** start **
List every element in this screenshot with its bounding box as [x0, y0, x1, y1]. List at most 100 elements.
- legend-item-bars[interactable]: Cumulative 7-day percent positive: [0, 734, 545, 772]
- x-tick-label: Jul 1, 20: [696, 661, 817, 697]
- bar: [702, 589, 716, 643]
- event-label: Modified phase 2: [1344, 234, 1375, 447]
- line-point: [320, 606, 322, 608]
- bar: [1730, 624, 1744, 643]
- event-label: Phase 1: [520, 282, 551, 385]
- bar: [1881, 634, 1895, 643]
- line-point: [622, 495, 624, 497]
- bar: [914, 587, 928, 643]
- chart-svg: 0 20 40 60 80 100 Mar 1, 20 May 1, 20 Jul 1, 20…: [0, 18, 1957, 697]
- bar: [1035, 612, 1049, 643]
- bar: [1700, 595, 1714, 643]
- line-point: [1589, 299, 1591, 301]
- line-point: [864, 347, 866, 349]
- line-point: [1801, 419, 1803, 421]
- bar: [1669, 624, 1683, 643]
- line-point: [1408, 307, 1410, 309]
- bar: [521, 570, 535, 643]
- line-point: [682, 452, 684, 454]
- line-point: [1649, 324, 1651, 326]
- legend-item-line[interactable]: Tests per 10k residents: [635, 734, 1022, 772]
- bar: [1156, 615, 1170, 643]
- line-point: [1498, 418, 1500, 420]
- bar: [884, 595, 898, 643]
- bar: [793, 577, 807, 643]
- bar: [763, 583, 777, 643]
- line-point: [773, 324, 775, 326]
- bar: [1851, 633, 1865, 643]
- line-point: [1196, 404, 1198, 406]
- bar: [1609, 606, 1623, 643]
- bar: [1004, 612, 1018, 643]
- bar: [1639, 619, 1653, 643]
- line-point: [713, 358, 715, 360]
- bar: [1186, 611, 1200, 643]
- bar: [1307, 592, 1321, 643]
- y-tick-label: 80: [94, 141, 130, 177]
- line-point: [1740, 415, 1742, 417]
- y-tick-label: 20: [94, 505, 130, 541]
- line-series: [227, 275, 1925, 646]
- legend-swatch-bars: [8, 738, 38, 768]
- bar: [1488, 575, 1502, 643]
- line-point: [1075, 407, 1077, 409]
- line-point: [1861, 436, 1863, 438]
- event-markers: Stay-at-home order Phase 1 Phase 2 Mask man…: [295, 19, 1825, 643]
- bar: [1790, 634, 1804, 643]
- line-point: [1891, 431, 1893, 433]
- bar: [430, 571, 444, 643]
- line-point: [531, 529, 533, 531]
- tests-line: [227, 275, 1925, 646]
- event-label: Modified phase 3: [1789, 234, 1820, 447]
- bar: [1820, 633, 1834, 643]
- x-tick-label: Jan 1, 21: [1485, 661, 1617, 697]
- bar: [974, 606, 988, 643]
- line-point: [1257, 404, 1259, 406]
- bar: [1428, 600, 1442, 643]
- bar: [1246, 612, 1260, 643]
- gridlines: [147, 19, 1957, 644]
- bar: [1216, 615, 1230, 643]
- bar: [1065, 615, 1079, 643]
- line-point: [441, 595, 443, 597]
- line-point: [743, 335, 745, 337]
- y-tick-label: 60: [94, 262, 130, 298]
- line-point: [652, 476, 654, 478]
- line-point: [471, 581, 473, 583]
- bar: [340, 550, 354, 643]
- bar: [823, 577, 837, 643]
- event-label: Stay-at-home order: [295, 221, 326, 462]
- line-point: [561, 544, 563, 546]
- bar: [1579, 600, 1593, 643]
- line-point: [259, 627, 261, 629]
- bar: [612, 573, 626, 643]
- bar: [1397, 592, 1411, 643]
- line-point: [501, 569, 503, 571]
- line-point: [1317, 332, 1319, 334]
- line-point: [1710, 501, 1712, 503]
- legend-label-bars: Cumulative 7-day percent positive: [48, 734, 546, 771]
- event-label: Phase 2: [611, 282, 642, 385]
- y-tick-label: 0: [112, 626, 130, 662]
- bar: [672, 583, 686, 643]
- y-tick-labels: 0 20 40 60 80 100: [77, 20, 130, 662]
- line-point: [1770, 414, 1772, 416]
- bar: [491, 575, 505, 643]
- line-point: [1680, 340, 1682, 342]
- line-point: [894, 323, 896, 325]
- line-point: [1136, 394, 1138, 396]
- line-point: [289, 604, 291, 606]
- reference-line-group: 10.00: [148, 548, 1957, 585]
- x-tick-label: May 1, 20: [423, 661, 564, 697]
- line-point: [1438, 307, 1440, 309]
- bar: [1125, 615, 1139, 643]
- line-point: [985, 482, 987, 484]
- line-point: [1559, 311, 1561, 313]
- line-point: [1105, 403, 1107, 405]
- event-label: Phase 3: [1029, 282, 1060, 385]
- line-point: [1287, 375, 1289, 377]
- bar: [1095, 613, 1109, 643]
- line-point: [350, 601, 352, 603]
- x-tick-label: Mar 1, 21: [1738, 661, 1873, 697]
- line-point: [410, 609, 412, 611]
** end **
CHALLENGE:
Reproduce the listing above word for word, keeping every line.

COMPLETE ANSWER:
List every element in this screenshot with its bounding box as [x0, y0, x1, y1]. List at most 100 elements.
- legend-item-bars[interactable]: Cumulative 7-day percent positive: [0, 734, 545, 772]
- x-tick-label: Jul 1, 20: [696, 661, 817, 697]
- bar: [702, 589, 716, 643]
- event-label: Modified phase 2: [1344, 234, 1375, 447]
- line-point: [320, 606, 322, 608]
- bar: [1730, 624, 1744, 643]
- event-label: Phase 1: [520, 282, 551, 385]
- bar: [1881, 634, 1895, 643]
- line-point: [622, 495, 624, 497]
- bar: [914, 587, 928, 643]
- chart-svg: 0 20 40 60 80 100 Mar 1, 20 May 1, 20 Jul 1, 20…: [0, 18, 1957, 697]
- bar: [1035, 612, 1049, 643]
- bar: [1700, 595, 1714, 643]
- line-point: [1589, 299, 1591, 301]
- line-point: [864, 347, 866, 349]
- line-point: [1801, 419, 1803, 421]
- bar: [1669, 624, 1683, 643]
- line-point: [1408, 307, 1410, 309]
- bar: [521, 570, 535, 643]
- line-point: [682, 452, 684, 454]
- line-point: [1649, 324, 1651, 326]
- legend-item-line[interactable]: Tests per 10k residents: [635, 734, 1022, 772]
- bar: [1156, 615, 1170, 643]
- line-point: [1498, 418, 1500, 420]
- bar: [884, 595, 898, 643]
- bar: [793, 577, 807, 643]
- bar: [763, 583, 777, 643]
- line-point: [773, 324, 775, 326]
- bar: [1851, 633, 1865, 643]
- line-point: [1196, 404, 1198, 406]
- bar: [1609, 606, 1623, 643]
- bar: [1004, 612, 1018, 643]
- bar: [1639, 619, 1653, 643]
- line-point: [713, 358, 715, 360]
- bar: [1186, 611, 1200, 643]
- bar: [1307, 592, 1321, 643]
- y-tick-label: 80: [94, 141, 130, 177]
- line-point: [1740, 415, 1742, 417]
- y-tick-label: 20: [94, 505, 130, 541]
- line-series: [227, 275, 1925, 646]
- legend-swatch-bars: [8, 738, 38, 768]
- bar: [1488, 575, 1502, 643]
- line-point: [1075, 407, 1077, 409]
- line-point: [1861, 436, 1863, 438]
- event-markers: Stay-at-home order Phase 1 Phase 2 Mask man…: [295, 19, 1825, 643]
- bar: [1790, 634, 1804, 643]
- line-point: [1891, 431, 1893, 433]
- bar: [430, 571, 444, 643]
- line-point: [531, 529, 533, 531]
- tests-line: [227, 275, 1925, 646]
- event-label: Modified phase 3: [1789, 234, 1820, 447]
- bar: [1820, 633, 1834, 643]
- x-tick-label: Jan 1, 21: [1485, 661, 1617, 697]
- bar: [974, 606, 988, 643]
- line-point: [1257, 404, 1259, 406]
- bar: [1428, 600, 1442, 643]
- bar: [1246, 612, 1260, 643]
- gridlines: [147, 19, 1957, 644]
- bar: [1216, 615, 1230, 643]
- bar: [1065, 615, 1079, 643]
- line-point: [441, 595, 443, 597]
- line-point: [743, 335, 745, 337]
- y-tick-label: 60: [94, 262, 130, 298]
- line-point: [652, 476, 654, 478]
- line-point: [471, 581, 473, 583]
- bar: [340, 550, 354, 643]
- bar: [823, 577, 837, 643]
- event-label: Stay-at-home order: [295, 221, 326, 462]
- line-point: [561, 544, 563, 546]
- bar: [1579, 600, 1593, 643]
- line-point: [259, 627, 261, 629]
- bar: [612, 573, 626, 643]
- bar: [1397, 592, 1411, 643]
- line-point: [501, 569, 503, 571]
- line-point: [1317, 332, 1319, 334]
- line-point: [1710, 501, 1712, 503]
- legend-label-bars: Cumulative 7-day percent positive: [48, 734, 546, 771]
- event-label: Phase 2: [611, 282, 642, 385]
- y-tick-label: 0: [112, 626, 130, 662]
- bar: [672, 583, 686, 643]
- y-tick-labels: 0 20 40 60 80 100: [77, 20, 130, 662]
- line-point: [1770, 414, 1772, 416]
- bar: [491, 575, 505, 643]
- line-point: [1680, 340, 1682, 342]
- line-point: [894, 323, 896, 325]
- line-point: [1136, 394, 1138, 396]
- line-point: [289, 604, 291, 606]
- reference-line-group: 10.00: [148, 548, 1957, 585]
- x-tick-label: May 1, 20: [423, 661, 564, 697]
- line-point: [1438, 307, 1440, 309]
- bar: [1125, 615, 1139, 643]
- line-point: [985, 482, 987, 484]
- line-point: [1559, 311, 1561, 313]
- line-point: [1105, 403, 1107, 405]
- event-label: Phase 3: [1029, 282, 1060, 385]
- line-point: [1287, 375, 1289, 377]
- bar: [1095, 613, 1109, 643]
- line-point: [350, 601, 352, 603]
- x-tick-label: Mar 1, 21: [1738, 661, 1873, 697]
- line-point: [410, 609, 412, 611]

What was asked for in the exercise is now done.